■ Task to complete ■
Your task is to retype each line of the data below exactly.

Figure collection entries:
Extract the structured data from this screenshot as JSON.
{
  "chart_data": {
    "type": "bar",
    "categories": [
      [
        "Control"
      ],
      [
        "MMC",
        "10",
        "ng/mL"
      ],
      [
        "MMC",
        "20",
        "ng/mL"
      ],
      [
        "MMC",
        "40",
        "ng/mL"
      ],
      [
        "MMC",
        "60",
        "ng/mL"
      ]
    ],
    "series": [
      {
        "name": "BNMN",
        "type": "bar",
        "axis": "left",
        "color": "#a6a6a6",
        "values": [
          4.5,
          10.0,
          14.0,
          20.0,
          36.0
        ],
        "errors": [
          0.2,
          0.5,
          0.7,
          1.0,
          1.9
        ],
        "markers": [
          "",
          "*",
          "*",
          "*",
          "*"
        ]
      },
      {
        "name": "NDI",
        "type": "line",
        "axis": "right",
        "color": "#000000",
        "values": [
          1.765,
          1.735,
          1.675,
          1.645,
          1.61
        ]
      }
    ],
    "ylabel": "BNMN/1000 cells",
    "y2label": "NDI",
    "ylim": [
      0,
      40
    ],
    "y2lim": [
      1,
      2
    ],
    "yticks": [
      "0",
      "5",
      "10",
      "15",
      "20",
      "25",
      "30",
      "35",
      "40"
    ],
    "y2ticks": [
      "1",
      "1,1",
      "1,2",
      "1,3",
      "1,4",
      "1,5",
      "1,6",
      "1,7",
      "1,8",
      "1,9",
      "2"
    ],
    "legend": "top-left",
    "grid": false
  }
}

■ Solution to the exercise ■
Extract the structured data from this screenshot as JSON.
{
  "chart_data": {
    "type": "bar",
    "categories": [
      [
        "Control"
      ],
      [
        "MMC",
        "10",
        "ng/mL"
      ],
      [
        "MMC",
        "20",
        "ng/mL"
      ],
      [
        "MMC",
        "40",
        "ng/mL"
      ],
      [
        "MMC",
        "60",
        "ng/mL"
      ]
    ],
    "series": [
      {
        "name": "BNMN",
        "type": "bar",
        "axis": "left",
        "color": "#a6a6a6",
        "values": [
          4.5,
          10.0,
          14.0,
          20.0,
          36.0
        ],
        "errors": [
          0.2,
          0.5,
          0.7,
          1.0,
          1.9
        ],
        "markers": [
          "",
          "*",
          "*",
          "*",
          "*"
        ]
      },
      {
        "name": "NDI",
        "type": "line",
        "axis": "right",
        "color": "#000000",
        "values": [
          1.765,
          1.735,
          1.675,
          1.645,
          1.61
        ]
      }
    ],
    "ylabel": "BNMN/1000 cells",
    "y2label": "NDI",
    "ylim": [
      0,
      40
    ],
    "y2lim": [
      1,
      2
    ],
    "yticks": [
      "0",
      "5",
      "10",
      "15",
      "20",
      "25",
      "30",
      "35",
      "40"
    ],
    "y2ticks": [
      "1",
      "1,1",
      "1,2",
      "1,3",
      "1,4",
      "1,5",
      "1,6",
      "1,7",
      "1,8",
      "1,9",
      "2"
    ],
    "legend": "top-left",
    "grid": false
  }
}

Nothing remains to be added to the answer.